--- start of GIVEN ENTRIES ---

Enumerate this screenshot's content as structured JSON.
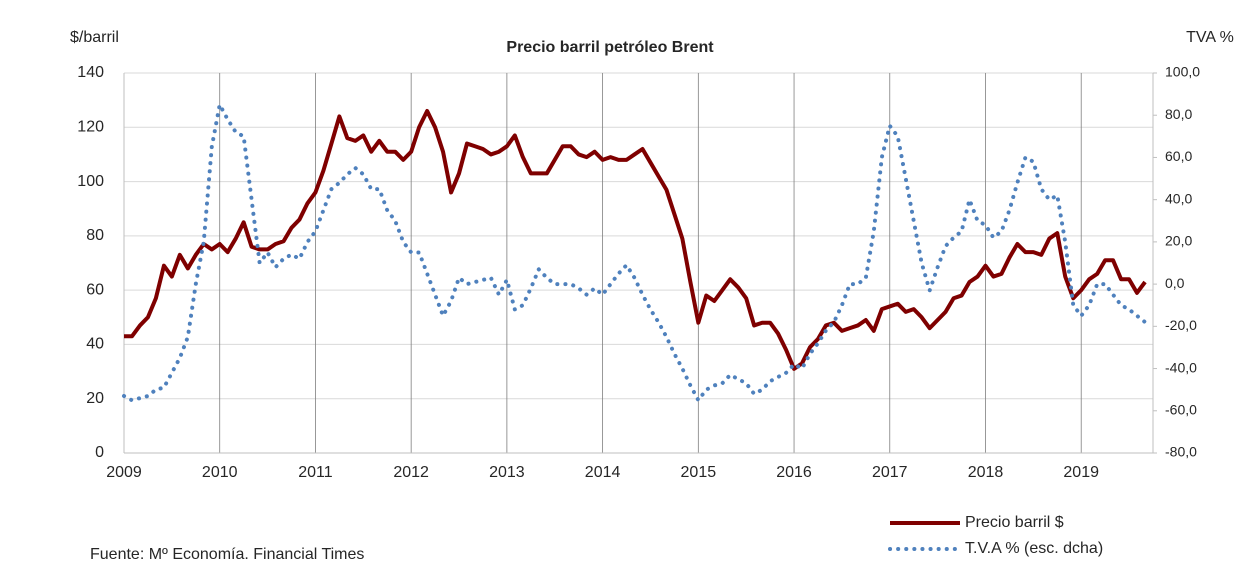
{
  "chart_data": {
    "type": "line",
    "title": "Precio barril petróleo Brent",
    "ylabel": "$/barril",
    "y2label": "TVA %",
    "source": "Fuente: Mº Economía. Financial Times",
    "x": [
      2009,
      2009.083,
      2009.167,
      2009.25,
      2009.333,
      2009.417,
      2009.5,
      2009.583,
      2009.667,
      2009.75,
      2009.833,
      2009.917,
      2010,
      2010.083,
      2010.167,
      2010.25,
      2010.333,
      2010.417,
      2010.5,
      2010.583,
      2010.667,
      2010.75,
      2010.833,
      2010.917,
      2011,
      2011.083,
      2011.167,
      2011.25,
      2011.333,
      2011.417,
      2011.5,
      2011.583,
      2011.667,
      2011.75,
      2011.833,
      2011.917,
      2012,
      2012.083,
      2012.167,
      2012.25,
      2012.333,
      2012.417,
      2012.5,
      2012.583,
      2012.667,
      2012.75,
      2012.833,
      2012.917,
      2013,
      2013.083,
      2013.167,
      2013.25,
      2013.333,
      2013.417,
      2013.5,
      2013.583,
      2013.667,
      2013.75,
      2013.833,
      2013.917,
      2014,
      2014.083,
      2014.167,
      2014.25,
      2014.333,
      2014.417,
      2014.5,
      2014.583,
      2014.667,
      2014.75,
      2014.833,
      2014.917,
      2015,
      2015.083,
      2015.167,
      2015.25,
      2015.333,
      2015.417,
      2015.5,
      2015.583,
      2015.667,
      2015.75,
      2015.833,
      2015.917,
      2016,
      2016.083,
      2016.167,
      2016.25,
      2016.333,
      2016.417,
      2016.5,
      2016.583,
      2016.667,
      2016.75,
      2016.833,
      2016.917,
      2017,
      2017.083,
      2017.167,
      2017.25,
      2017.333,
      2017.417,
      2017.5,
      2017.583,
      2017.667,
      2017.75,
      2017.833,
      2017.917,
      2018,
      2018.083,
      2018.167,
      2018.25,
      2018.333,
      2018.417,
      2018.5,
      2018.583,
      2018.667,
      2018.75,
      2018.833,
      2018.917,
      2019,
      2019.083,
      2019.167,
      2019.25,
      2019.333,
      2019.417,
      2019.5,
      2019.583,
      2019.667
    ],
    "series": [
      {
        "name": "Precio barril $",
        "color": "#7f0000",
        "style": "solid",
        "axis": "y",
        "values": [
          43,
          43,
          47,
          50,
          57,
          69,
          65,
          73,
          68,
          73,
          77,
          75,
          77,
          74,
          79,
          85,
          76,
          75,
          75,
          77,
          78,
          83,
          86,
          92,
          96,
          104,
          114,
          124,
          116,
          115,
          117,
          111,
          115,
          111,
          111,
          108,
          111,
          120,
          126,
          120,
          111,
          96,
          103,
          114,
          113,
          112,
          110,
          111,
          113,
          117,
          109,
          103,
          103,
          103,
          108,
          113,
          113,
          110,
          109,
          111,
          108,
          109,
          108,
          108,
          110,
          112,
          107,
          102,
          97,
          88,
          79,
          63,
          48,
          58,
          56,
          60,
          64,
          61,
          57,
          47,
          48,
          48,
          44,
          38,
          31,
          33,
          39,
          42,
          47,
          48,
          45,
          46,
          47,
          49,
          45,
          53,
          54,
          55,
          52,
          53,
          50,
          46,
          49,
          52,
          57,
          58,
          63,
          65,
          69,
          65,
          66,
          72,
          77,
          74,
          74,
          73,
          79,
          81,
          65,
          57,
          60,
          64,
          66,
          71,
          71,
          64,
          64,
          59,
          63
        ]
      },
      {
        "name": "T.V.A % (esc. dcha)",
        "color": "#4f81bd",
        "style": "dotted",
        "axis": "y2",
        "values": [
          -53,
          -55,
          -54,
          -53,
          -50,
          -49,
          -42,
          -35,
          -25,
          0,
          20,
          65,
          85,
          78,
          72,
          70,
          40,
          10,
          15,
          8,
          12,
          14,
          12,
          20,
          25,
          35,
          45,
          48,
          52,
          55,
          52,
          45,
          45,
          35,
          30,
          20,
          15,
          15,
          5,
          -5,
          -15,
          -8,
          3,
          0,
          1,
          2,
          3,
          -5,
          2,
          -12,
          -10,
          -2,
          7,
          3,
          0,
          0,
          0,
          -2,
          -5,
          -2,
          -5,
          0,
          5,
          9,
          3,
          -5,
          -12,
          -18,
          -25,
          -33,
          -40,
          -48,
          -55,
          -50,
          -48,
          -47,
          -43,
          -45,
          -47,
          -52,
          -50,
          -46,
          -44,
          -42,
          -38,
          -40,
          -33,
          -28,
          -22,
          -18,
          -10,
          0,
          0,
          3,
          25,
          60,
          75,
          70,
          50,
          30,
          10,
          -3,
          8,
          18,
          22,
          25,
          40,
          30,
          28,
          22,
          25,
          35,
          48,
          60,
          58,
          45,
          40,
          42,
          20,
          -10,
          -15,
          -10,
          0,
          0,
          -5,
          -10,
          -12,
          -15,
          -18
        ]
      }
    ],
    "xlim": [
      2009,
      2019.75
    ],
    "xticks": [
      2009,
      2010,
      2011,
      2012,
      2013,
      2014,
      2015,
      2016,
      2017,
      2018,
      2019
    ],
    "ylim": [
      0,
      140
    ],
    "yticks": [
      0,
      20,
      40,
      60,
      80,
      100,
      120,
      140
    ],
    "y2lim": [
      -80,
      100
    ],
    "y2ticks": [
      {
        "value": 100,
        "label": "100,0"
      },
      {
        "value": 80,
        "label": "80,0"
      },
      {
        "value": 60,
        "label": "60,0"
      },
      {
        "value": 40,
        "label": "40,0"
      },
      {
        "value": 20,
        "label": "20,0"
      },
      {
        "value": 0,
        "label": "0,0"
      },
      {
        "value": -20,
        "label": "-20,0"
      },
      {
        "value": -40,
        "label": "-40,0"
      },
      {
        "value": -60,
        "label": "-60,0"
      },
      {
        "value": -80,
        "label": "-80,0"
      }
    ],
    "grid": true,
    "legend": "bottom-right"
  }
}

--- end of GIVEN ENTRIES ---
--- start of GIVEN ENTRIES ---

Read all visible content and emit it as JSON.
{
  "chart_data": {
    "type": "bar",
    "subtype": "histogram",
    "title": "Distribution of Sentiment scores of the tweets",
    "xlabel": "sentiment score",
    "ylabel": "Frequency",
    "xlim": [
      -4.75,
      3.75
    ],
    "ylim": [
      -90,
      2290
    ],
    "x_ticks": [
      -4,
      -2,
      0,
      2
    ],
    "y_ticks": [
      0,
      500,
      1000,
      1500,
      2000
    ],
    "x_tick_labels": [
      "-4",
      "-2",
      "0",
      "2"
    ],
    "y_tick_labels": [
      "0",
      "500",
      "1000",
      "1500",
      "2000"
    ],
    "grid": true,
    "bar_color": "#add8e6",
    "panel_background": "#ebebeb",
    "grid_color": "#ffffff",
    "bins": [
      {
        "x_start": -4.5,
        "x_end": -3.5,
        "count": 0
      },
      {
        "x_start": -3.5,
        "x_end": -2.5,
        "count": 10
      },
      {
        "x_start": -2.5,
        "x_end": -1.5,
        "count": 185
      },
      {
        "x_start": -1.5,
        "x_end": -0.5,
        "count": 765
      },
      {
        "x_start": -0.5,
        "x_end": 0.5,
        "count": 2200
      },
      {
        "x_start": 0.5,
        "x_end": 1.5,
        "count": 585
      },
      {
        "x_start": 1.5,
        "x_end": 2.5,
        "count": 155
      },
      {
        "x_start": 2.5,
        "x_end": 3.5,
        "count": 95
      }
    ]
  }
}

--- end of GIVEN ENTRIES ---

# TASK STATEMENT:
Locate and copy each line in the data above that includes the word "count".

# ANSWER BELOW:
        "count": 0
        "count": 10
        "count": 185
        "count": 765
        "count": 2200
        "count": 585
        "count": 155
        "count": 95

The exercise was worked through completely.